## AIM OF THE TASK
Can you write out the whole listing exactly?

## EXERCISE INPUT
^^^^^^^^

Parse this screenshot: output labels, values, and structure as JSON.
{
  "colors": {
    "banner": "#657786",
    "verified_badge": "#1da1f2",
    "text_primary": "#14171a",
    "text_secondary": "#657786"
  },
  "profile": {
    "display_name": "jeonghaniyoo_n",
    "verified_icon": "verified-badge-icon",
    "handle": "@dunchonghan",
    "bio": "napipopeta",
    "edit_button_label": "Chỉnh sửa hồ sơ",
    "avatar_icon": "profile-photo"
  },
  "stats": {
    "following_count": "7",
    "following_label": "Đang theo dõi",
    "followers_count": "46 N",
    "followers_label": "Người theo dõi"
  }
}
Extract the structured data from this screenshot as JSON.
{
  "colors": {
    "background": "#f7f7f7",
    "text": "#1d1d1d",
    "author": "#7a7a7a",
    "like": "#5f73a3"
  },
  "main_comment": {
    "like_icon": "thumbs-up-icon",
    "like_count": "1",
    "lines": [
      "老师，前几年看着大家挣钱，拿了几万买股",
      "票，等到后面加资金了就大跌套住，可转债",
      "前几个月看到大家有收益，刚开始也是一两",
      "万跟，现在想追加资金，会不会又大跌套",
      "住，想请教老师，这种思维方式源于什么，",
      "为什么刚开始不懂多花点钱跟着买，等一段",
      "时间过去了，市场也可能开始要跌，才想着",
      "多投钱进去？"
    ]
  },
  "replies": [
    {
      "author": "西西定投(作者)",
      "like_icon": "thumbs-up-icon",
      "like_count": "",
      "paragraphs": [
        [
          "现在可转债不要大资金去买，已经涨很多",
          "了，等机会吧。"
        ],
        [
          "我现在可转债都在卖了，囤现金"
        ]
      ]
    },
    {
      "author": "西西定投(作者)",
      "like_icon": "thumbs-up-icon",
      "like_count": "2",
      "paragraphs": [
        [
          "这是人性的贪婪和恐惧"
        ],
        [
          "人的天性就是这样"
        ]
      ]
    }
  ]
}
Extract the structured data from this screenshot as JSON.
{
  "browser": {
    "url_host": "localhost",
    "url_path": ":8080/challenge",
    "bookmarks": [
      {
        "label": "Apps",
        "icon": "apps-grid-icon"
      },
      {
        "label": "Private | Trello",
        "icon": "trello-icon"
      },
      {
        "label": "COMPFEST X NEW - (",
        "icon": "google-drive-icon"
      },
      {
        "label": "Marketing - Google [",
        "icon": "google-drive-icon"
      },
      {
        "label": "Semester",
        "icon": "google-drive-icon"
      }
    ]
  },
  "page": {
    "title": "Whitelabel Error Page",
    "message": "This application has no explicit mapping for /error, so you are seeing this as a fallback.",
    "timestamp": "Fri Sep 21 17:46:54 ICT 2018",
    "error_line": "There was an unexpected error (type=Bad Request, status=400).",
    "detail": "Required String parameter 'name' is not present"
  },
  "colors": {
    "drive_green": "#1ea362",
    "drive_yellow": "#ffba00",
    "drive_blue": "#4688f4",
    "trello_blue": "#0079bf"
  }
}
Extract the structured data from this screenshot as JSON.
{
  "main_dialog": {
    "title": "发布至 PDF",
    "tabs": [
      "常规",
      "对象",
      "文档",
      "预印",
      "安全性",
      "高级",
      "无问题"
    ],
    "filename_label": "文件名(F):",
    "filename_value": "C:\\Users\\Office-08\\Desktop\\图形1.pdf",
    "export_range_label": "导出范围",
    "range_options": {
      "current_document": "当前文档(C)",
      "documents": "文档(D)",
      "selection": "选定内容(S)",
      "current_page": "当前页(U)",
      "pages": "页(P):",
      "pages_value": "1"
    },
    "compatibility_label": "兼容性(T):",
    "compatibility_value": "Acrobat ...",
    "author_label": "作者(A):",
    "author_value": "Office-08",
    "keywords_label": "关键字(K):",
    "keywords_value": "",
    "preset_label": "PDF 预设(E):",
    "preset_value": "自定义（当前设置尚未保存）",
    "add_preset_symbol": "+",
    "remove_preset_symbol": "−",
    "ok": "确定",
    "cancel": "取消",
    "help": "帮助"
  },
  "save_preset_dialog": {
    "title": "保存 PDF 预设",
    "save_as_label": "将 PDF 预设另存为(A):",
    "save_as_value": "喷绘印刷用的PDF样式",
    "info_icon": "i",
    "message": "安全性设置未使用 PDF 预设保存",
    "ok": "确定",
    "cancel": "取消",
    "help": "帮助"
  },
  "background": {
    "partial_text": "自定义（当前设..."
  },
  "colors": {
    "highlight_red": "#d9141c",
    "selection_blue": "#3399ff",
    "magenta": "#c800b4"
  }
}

^^^^^^^^

## ANSWER TO THIS PROBLEM
Parse this screenshot: output labels, values, and structure as JSON.
{
  "colors": {
    "banner": "#657786",
    "verified_badge": "#1da1f2",
    "text_primary": "#14171a",
    "text_secondary": "#657786"
  },
  "profile": {
    "display_name": "jeonghaniyoo_n",
    "verified_icon": "verified-badge-icon",
    "handle": "@dunchonghan",
    "bio": "napipopeta",
    "edit_button_label": "Chỉnh sửa hồ sơ",
    "avatar_icon": "profile-photo"
  },
  "stats": {
    "following_count": "7",
    "following_label": "Đang theo dõi",
    "followers_count": "46 N",
    "followers_label": "Người theo dõi"
  }
}
Extract the structured data from this screenshot as JSON.
{
  "colors": {
    "background": "#f7f7f7",
    "text": "#1d1d1d",
    "author": "#7a7a7a",
    "like": "#5f73a3"
  },
  "main_comment": {
    "like_icon": "thumbs-up-icon",
    "like_count": "1",
    "lines": [
      "老师，前几年看着大家挣钱，拿了几万买股",
      "票，等到后面加资金了就大跌套住，可转债",
      "前几个月看到大家有收益，刚开始也是一两",
      "万跟，现在想追加资金，会不会又大跌套",
      "住，想请教老师，这种思维方式源于什么，",
      "为什么刚开始不懂多花点钱跟着买，等一段",
      "时间过去了，市场也可能开始要跌，才想着",
      "多投钱进去？"
    ]
  },
  "replies": [
    {
      "author": "西西定投(作者)",
      "like_icon": "thumbs-up-icon",
      "like_count": "",
      "paragraphs": [
        [
          "现在可转债不要大资金去买，已经涨很多",
          "了，等机会吧。"
        ],
        [
          "我现在可转债都在卖了，囤现金"
        ]
      ]
    },
    {
      "author": "西西定投(作者)",
      "like_icon": "thumbs-up-icon",
      "like_count": "2",
      "paragraphs": [
        [
          "这是人性的贪婪和恐惧"
        ],
        [
          "人的天性就是这样"
        ]
      ]
    }
  ]
}
Extract the structured data from this screenshot as JSON.
{
  "browser": {
    "url_host": "localhost",
    "url_path": ":8080/challenge",
    "bookmarks": [
      {
        "label": "Apps",
        "icon": "apps-grid-icon"
      },
      {
        "label": "Private | Trello",
        "icon": "trello-icon"
      },
      {
        "label": "COMPFEST X NEW - (",
        "icon": "google-drive-icon"
      },
      {
        "label": "Marketing - Google [",
        "icon": "google-drive-icon"
      },
      {
        "label": "Semester",
        "icon": "google-drive-icon"
      }
    ]
  },
  "page": {
    "title": "Whitelabel Error Page",
    "message": "This application has no explicit mapping for /error, so you are seeing this as a fallback.",
    "timestamp": "Fri Sep 21 17:46:54 ICT 2018",
    "error_line": "There was an unexpected error (type=Bad Request, status=400).",
    "detail": "Required String parameter 'name' is not present"
  },
  "colors": {
    "drive_green": "#1ea362",
    "drive_yellow": "#ffba00",
    "drive_blue": "#4688f4",
    "trello_blue": "#0079bf"
  }
}
Extract the structured data from this screenshot as JSON.
{
  "main_dialog": {
    "title": "发布至 PDF",
    "tabs": [
      "常规",
      "对象",
      "文档",
      "预印",
      "安全性",
      "高级",
      "无问题"
    ],
    "filename_label": "文件名(F):",
    "filename_value": "C:\\Users\\Office-08\\Desktop\\图形1.pdf",
    "export_range_label": "导出范围",
    "range_options": {
      "current_document": "当前文档(C)",
      "documents": "文档(D)",
      "selection": "选定内容(S)",
      "current_page": "当前页(U)",
      "pages": "页(P):",
      "pages_value": "1"
    },
    "compatibility_label": "兼容性(T):",
    "compatibility_value": "Acrobat ...",
    "author_label": "作者(A):",
    "author_value": "Office-08",
    "keywords_label": "关键字(K):",
    "keywords_value": "",
    "preset_label": "PDF 预设(E):",
    "preset_value": "自定义（当前设置尚未保存）",
    "add_preset_symbol": "+",
    "remove_preset_symbol": "−",
    "ok": "确定",
    "cancel": "取消",
    "help": "帮助"
  },
  "save_preset_dialog": {
    "title": "保存 PDF 预设",
    "save_as_label": "将 PDF 预设另存为(A):",
    "save_as_value": "喷绘印刷用的PDF样式",
    "info_icon": "i",
    "message": "安全性设置未使用 PDF 预设保存",
    "ok": "确定",
    "cancel": "取消",
    "help": "帮助"
  },
  "background": {
    "partial_text": "自定义（当前设..."
  },
  "colors": {
    "highlight_red": "#d9141c",
    "selection_blue": "#3399ff",
    "magenta": "#c800b4"
  }
}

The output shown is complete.